__Exercise aim__
In the following material, identify every line holding the string "this" and return it.

__Recorded data__

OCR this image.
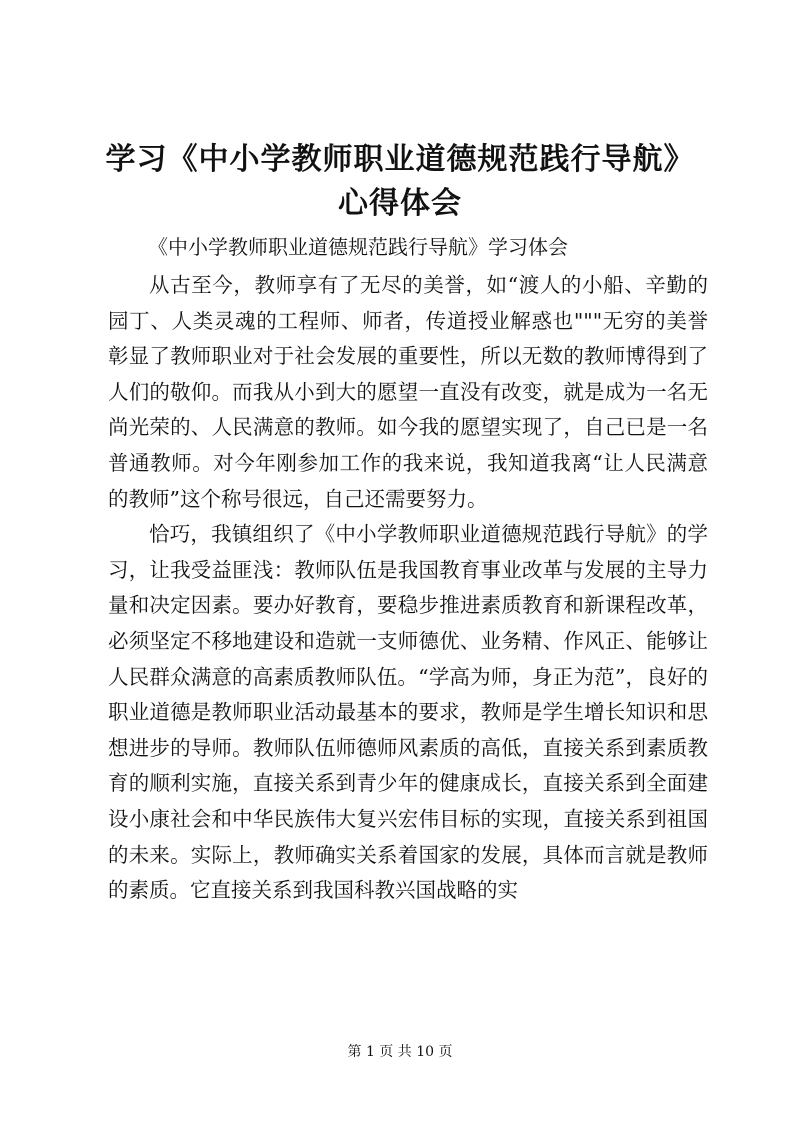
学习《中小学教师职业道德规范践行导航》心得体会
《中小学教师职业道德规范践行导航》学习体会

从古至今，教师享有了无尽的美誉，如“渡人的小船、辛勤的园丁、人类灵魂的工程师、师者，传道授业解惑也"""无穷的美誉彰显了教师职业对于社会发展的重要性，所以无数的教师博得到了人们的敬仰。而我从小到大的愿望一直没有改变，就是成为一名无尚光荣的、人民满意的教师。如今我的愿望实现了，自己已是一名普通教师。对今年刚参加工作的我来说，我知道我离“让人民满意的教师”这个称号很远，自己还需要努力。

恰巧，我镇组织了《中小学教师职业道德规范践行导航》的学习，让我受益匪浅：教师队伍是我国教育事业改革与发展的主导力量和决定因素。要办好教育，要稳步推进素质教育和新课程改革，必须坚定不移地建设和造就一支师德优、业务精、作风正、能够让人民群众满意的高素质教师队伍。“学高为师，身正为范”，良好的职业道德是教师职业活动最基本的要求，教师是学生增长知识和思想进步的导师。教师队伍师德师风素质的高低，直接关系到素质教育的顺利实施，直接关系到青少年的健康成长，直接关系到全面建设小康社会和中华民族伟大复兴宏伟目标的实现，直接关系到祖国的未来。实际上，教师确实关系着国家的发展，具体而言就是教师的素质。它直接关系到我国科教兴国战略的实

第 1 页 共 10 页
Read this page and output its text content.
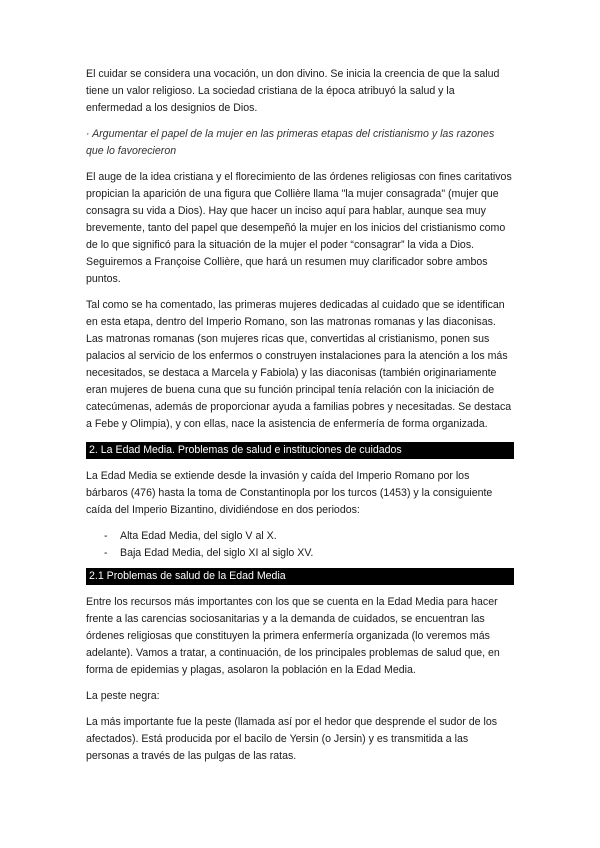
El cuidar se considera una vocación, un don divino. Se inicia la creencia de que la salud tiene un valor religioso. La sociedad cristiana de la época atribuyó la salud y la enfermedad a los designios de Dios.

· Argumentar el papel de la mujer en las primeras etapas del cristianismo y las razones que lo favorecieron

El auge de la idea cristiana y el florecimiento de las órdenes religiosas con fines caritativos propician la aparición de una figura que Collière llama "la mujer consagrada" (mujer que consagra su vida a Dios). Hay que hacer un inciso aquí para hablar, aunque sea muy brevemente, tanto del papel que desempeñó la mujer en los inicios del cristianismo como de lo que significó para la situación de la mujer el poder “consagrar” la vida a Dios. Seguiremos a Françoise Collière, que hará un resumen muy clarificador sobre ambos puntos.

Tal como se ha comentado, las primeras mujeres dedicadas al cuidado que se identifican en esta etapa, dentro del Imperio Romano, son las matronas romanas y las diaconisas. Las matronas romanas (son mujeres ricas que, convertidas al cristianismo, ponen sus palacios al servicio de los enfermos o construyen instalaciones para la atención a los más necesitados, se destaca a Marcela y Fabiola) y las diaconisas (también originariamente eran mujeres de buena cuna que su función principal tenía relación con la iniciación de catecúmenas, además de proporcionar ayuda a familias pobres y necesitadas. Se destaca a Febe y Olimpia), y con ellas, nace la asistencia de enfermería de forma organizada.

2. La Edad Media. Problemas de salud e instituciones de cuidados

La Edad Media se extiende desde la invasión y caída del Imperio Romano por los bárbaros (476) hasta la toma de Constantinopla por los turcos (1453) y la consiguiente caída del Imperio Bizantino, dividiéndose en dos periodos:

- Alta Edad Media, del siglo V al X.
- Baja Edad Media, del siglo XI al siglo XV.
2.1 Problemas de salud de la Edad Media

Entre los recursos más importantes con los que se cuenta en la Edad Media para hacer frente a las carencias sociosanitarias y a la demanda de cuidados, se encuentran las órdenes religiosas que constituyen la primera enfermería organizada (lo veremos más adelante). Vamos a tratar, a continuación, de los principales problemas de salud que, en forma de epidemias y plagas, asolaron la población en la Edad Media.

La peste negra:

La más importante fue la peste (llamada así por el hedor que desprende el sudor de los afectados). Está producida por el bacilo de Yersin (o Jersin) y es transmitida a las personas a través de las pulgas de las ratas.
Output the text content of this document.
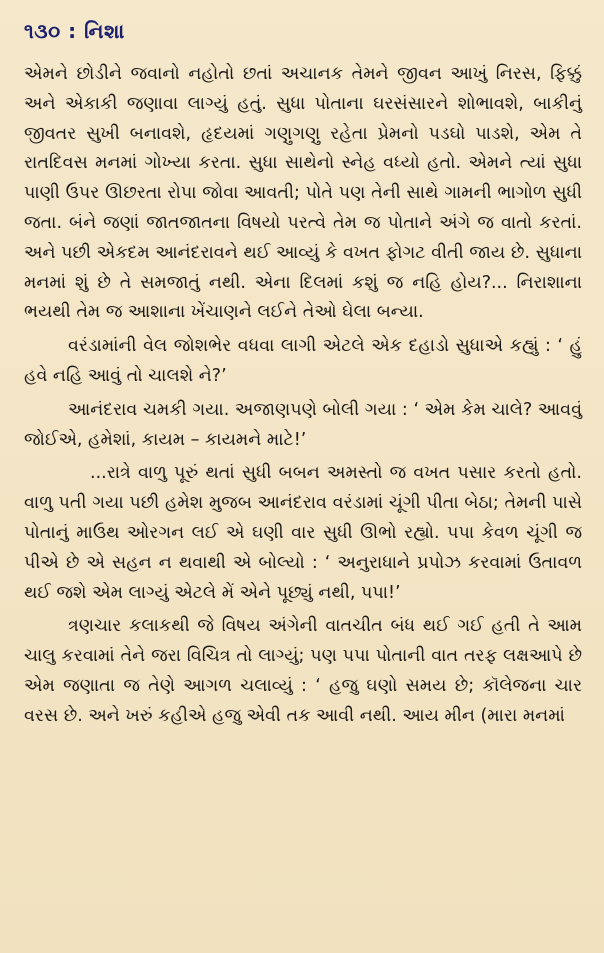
૧૩૦ : નિશા

એમને છોડીને જવાનો નહોતો છતાં અચાનક તેમને જીવન આખું નિરસ, ફિક્કું અને એકાકી જણાવા લાગ્યું હતું. સુધા પોતાના ઘરસંસારને શોભાવશે, બાકીનું જીવતર સુખી બનાવશે, હૃદયમાં ગણુગણુ રહેતા પ્રેમનો પડઘો પાડશે, એમ તે રાતદિવસ મનમાં ગોખ્યા કરતા. સુધા સાથેનો સ્નેહ વધ્યો હતો. એમને ત્યાં સુધા પાણી ઉપર ઊછરતા રોપા જોવા આવતી; પોતે પણ તેની સાથે ગામની ભાગોળ સુધી જતા. બંને જણાં જાતજાતના વિષયો પરત્વે તેમ જ પોતાને અંગે જ વાતો કરતાં. અને પછી એકદમ આનંદરાવને થઈ આવ્યું કે વખત ફોગટ વીતી જાય છે. સુધાના મનમાં શું છે તે સમજાતું નથી. એના દિલમાં કશું જ નહિ હોય?... નિરાશાના ભયથી તેમ જ આશાના ખેંચાણને લઈને તેઓ ઘેલા બન્યા.

વરંડામાંની વેલ જોશભેર વધવા લાગી એટલે એક દહાડો સુધાએ કહ્યું : ‘ હું હવે નહિ આવું તો ચાલશે ને?’

આનંદરાવ ચમકી ગયા. અજાણપણે બોલી ગયા : ‘ એમ કેમ ચાલે? આવવું જોઈએ, હમેશાં, કાયમ – કાયમને માટે!’

...રાત્રે વાળુ પૂરું થતાં સુધી બબન અમસ્તો જ વખત પસાર કરતો હતો. વાળુ પતી ગયા પછી હમેશ મુજબ આનંદરાવ વરંડામાં ચૂંગી પીતા બેઠા; તેમની પાસે પોતાનું માઉથ ઓરગન લઈ એ ઘણી વાર સુધી ઊભો રહ્યો. પપા કેવળ ચૂંગી જ પીએ છે એ સહન ન થવાથી એ બોલ્યો : ‘ અનુરાધાને પ્રપોઝ કરવામાં ઉતાવળ થઈ જશે એમ લાગ્યું એટલે મેં એને પૂછ્યું નથી, પપા!’

ત્રણચાર કલાકથી જે વિષય અંગેની વાતચીત બંધ થઈ ગઈ હતી તે આમ ચાલુ કરવામાં તેને જરા વિચિત્ર તો લાગ્યું; પણ પપા પોતાની વાત તરફ લક્ષઆપે છે એમ જણાતા જ તેણે આગળ ચલાવ્યું : ‘ હજુ ઘણો સમય છે; કૉલેજના ચાર વરસ છે. અને ખરું કહીએ હજુ એવી તક આવી નથી. આય મીન (મારા મનમાં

__Exercise solution__
OCR this image.
Read this page and output its text content.
Output the text content of this document.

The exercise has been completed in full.